## Start Entries
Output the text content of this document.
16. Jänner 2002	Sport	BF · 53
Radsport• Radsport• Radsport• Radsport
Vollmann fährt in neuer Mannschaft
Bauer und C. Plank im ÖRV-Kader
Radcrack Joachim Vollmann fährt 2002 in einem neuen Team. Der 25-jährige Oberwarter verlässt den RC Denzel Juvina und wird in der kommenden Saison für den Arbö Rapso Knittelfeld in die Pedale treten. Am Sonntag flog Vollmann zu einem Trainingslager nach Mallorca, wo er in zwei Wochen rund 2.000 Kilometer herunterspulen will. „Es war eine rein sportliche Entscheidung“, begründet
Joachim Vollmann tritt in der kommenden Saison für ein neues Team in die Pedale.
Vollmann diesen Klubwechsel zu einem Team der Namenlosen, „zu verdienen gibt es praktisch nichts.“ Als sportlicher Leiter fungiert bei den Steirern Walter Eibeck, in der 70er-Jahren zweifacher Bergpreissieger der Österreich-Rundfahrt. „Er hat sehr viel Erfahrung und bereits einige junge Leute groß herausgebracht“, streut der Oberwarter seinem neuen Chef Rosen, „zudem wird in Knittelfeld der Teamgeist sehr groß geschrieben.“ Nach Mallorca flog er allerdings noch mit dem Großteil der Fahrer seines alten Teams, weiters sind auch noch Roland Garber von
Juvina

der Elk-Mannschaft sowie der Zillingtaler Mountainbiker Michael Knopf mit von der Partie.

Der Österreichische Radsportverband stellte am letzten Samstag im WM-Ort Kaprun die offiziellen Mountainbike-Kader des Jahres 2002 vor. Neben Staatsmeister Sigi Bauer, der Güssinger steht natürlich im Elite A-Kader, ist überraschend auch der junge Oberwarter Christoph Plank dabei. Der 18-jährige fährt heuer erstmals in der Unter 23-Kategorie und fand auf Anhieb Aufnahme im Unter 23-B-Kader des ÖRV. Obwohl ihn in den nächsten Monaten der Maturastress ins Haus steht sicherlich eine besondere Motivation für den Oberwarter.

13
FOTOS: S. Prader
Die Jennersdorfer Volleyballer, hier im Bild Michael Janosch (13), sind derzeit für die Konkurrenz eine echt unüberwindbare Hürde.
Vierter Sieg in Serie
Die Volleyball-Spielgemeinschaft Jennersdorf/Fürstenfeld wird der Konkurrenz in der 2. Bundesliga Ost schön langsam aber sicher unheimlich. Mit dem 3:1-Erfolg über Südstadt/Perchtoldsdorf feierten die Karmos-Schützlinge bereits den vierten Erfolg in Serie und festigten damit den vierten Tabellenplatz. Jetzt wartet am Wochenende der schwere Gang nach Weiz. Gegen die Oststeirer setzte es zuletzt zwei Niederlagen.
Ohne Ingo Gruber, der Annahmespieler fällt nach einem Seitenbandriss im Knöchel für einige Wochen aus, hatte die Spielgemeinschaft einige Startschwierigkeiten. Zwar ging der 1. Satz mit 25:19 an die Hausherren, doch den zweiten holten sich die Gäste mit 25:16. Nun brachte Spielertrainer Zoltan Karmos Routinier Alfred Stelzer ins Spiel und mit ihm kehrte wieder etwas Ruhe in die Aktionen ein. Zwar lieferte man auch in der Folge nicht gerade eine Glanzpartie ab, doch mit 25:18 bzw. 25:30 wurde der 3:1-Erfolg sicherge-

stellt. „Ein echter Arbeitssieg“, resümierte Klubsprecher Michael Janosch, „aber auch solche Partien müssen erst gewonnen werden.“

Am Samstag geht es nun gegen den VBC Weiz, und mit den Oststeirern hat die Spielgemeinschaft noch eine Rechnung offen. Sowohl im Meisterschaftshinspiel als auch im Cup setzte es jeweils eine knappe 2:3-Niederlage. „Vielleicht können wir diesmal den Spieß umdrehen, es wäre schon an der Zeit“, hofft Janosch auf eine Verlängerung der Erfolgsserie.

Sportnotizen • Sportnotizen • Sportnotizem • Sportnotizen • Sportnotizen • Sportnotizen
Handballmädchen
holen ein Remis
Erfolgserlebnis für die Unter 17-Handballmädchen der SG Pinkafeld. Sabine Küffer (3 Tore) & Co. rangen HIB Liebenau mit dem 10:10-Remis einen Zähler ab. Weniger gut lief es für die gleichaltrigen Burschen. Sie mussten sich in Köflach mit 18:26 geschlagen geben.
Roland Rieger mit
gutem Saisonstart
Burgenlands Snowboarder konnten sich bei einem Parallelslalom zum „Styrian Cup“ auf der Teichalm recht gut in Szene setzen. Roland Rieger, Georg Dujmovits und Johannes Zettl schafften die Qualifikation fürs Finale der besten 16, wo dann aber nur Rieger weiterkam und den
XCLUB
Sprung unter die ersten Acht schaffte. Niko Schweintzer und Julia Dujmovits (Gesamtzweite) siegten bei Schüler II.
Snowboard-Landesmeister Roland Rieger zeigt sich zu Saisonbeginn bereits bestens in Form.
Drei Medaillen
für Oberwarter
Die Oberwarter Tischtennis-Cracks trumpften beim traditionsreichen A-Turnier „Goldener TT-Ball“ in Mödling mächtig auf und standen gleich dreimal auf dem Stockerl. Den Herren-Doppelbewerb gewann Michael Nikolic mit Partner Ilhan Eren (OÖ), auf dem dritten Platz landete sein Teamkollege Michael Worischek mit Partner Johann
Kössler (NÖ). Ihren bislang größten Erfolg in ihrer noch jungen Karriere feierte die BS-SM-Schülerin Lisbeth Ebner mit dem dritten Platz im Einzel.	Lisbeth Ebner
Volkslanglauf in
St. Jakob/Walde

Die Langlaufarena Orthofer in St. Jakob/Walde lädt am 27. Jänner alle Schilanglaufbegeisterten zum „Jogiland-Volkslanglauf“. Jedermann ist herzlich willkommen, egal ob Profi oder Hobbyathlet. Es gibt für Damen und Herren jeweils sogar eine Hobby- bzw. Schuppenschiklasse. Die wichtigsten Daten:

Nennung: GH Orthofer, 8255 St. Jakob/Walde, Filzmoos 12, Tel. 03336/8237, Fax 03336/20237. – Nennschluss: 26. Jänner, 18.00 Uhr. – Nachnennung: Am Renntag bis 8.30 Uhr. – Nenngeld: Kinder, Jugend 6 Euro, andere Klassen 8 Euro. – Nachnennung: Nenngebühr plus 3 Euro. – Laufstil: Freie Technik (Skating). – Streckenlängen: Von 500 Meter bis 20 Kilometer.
## End Entries
Instruction: Write the data back out verbatim.

Response to the task:
Output the text content of this document.
16. Jänner 2002	Sport	BF · 53
Radsport• Radsport• Radsport• Radsport
Vollmann fährt in neuer Mannschaft
Bauer und C. Plank im ÖRV-Kader
Radcrack Joachim Vollmann fährt 2002 in einem neuen Team. Der 25-jährige Oberwarter verlässt den RC Denzel Juvina und wird in der kommenden Saison für den Arbö Rapso Knittelfeld in die Pedale treten. Am Sonntag flog Vollmann zu einem Trainingslager nach Mallorca, wo er in zwei Wochen rund 2.000 Kilometer herunterspulen will. „Es war eine rein sportliche Entscheidung“, begründet
Joachim Vollmann tritt in der kommenden Saison für ein neues Team in die Pedale.
Vollmann diesen Klubwechsel zu einem Team der Namenlosen, „zu verdienen gibt es praktisch nichts.“ Als sportlicher Leiter fungiert bei den Steirern Walter Eibeck, in der 70er-Jahren zweifacher Bergpreissieger der Österreich-Rundfahrt. „Er hat sehr viel Erfahrung und bereits einige junge Leute groß herausgebracht“, streut der Oberwarter seinem neuen Chef Rosen, „zudem wird in Knittelfeld der Teamgeist sehr groß geschrieben.“ Nach Mallorca flog er allerdings noch mit dem Großteil der Fahrer seines alten Teams, weiters sind auch noch Roland Garber von
Juvina

der Elk-Mannschaft sowie der Zillingtaler Mountainbiker Michael Knopf mit von der Partie.

Der Österreichische Radsportverband stellte am letzten Samstag im WM-Ort Kaprun die offiziellen Mountainbike-Kader des Jahres 2002 vor. Neben Staatsmeister Sigi Bauer, der Güssinger steht natürlich im Elite A-Kader, ist überraschend auch der junge Oberwarter Christoph Plank dabei. Der 18-jährige fährt heuer erstmals in der Unter 23-Kategorie und fand auf Anhieb Aufnahme im Unter 23-B-Kader des ÖRV. Obwohl ihn in den nächsten Monaten der Maturastress ins Haus steht sicherlich eine besondere Motivation für den Oberwarter.

13
FOTOS: S. Prader
Die Jennersdorfer Volleyballer, hier im Bild Michael Janosch (13), sind derzeit für die Konkurrenz eine echt unüberwindbare Hürde.
Vierter Sieg in Serie
Die Volleyball-Spielgemeinschaft Jennersdorf/Fürstenfeld wird der Konkurrenz in der 2. Bundesliga Ost schön langsam aber sicher unheimlich. Mit dem 3:1-Erfolg über Südstadt/Perchtoldsdorf feierten die Karmos-Schützlinge bereits den vierten Erfolg in Serie und festigten damit den vierten Tabellenplatz. Jetzt wartet am Wochenende der schwere Gang nach Weiz. Gegen die Oststeirer setzte es zuletzt zwei Niederlagen.
Ohne Ingo Gruber, der Annahmespieler fällt nach einem Seitenbandriss im Knöchel für einige Wochen aus, hatte die Spielgemeinschaft einige Startschwierigkeiten. Zwar ging der 1. Satz mit 25:19 an die Hausherren, doch den zweiten holten sich die Gäste mit 25:16. Nun brachte Spielertrainer Zoltan Karmos Routinier Alfred Stelzer ins Spiel und mit ihm kehrte wieder etwas Ruhe in die Aktionen ein. Zwar lieferte man auch in der Folge nicht gerade eine Glanzpartie ab, doch mit 25:18 bzw. 25:30 wurde der 3:1-Erfolg sicherge-

stellt. „Ein echter Arbeitssieg“, resümierte Klubsprecher Michael Janosch, „aber auch solche Partien müssen erst gewonnen werden.“

Am Samstag geht es nun gegen den VBC Weiz, und mit den Oststeirern hat die Spielgemeinschaft noch eine Rechnung offen. Sowohl im Meisterschaftshinspiel als auch im Cup setzte es jeweils eine knappe 2:3-Niederlage. „Vielleicht können wir diesmal den Spieß umdrehen, es wäre schon an der Zeit“, hofft Janosch auf eine Verlängerung der Erfolgsserie.

Sportnotizen • Sportnotizen • Sportnotizem • Sportnotizen • Sportnotizen • Sportnotizen
Handballmädchen
holen ein Remis
Erfolgserlebnis für die Unter 17-Handballmädchen der SG Pinkafeld. Sabine Küffer (3 Tore) & Co. rangen HIB Liebenau mit dem 10:10-Remis einen Zähler ab. Weniger gut lief es für die gleichaltrigen Burschen. Sie mussten sich in Köflach mit 18:26 geschlagen geben.
Roland Rieger mit
gutem Saisonstart
Burgenlands Snowboarder konnten sich bei einem Parallelslalom zum „Styrian Cup“ auf der Teichalm recht gut in Szene setzen. Roland Rieger, Georg Dujmovits und Johannes Zettl schafften die Qualifikation fürs Finale der besten 16, wo dann aber nur Rieger weiterkam und den
XCLUB
Sprung unter die ersten Acht schaffte. Niko Schweintzer und Julia Dujmovits (Gesamtzweite) siegten bei Schüler II.
Snowboard-Landesmeister Roland Rieger zeigt sich zu Saisonbeginn bereits bestens in Form.
Drei Medaillen
für Oberwarter
Die Oberwarter Tischtennis-Cracks trumpften beim traditionsreichen A-Turnier „Goldener TT-Ball“ in Mödling mächtig auf und standen gleich dreimal auf dem Stockerl. Den Herren-Doppelbewerb gewann Michael Nikolic mit Partner Ilhan Eren (OÖ), auf dem dritten Platz landete sein Teamkollege Michael Worischek mit Partner Johann
Kössler (NÖ). Ihren bislang größten Erfolg in ihrer noch jungen Karriere feierte die BS-SM-Schülerin Lisbeth Ebner mit dem dritten Platz im Einzel.	Lisbeth Ebner
Volkslanglauf in
St. Jakob/Walde

Die Langlaufarena Orthofer in St. Jakob/Walde lädt am 27. Jänner alle Schilanglaufbegeisterten zum „Jogiland-Volkslanglauf“. Jedermann ist herzlich willkommen, egal ob Profi oder Hobbyathlet. Es gibt für Damen und Herren jeweils sogar eine Hobby- bzw. Schuppenschiklasse. Die wichtigsten Daten:

Nennung: GH Orthofer, 8255 St. Jakob/Walde, Filzmoos 12, Tel. 03336/8237, Fax 03336/20237. – Nennschluss: 26. Jänner, 18.00 Uhr. – Nachnennung: Am Renntag bis 8.30 Uhr. – Nenngeld: Kinder, Jugend 6 Euro, andere Klassen 8 Euro. – Nachnennung: Nenngebühr plus 3 Euro. – Laufstil: Freie Technik (Skating). – Streckenlängen: Von 500 Meter bis 20 Kilometer.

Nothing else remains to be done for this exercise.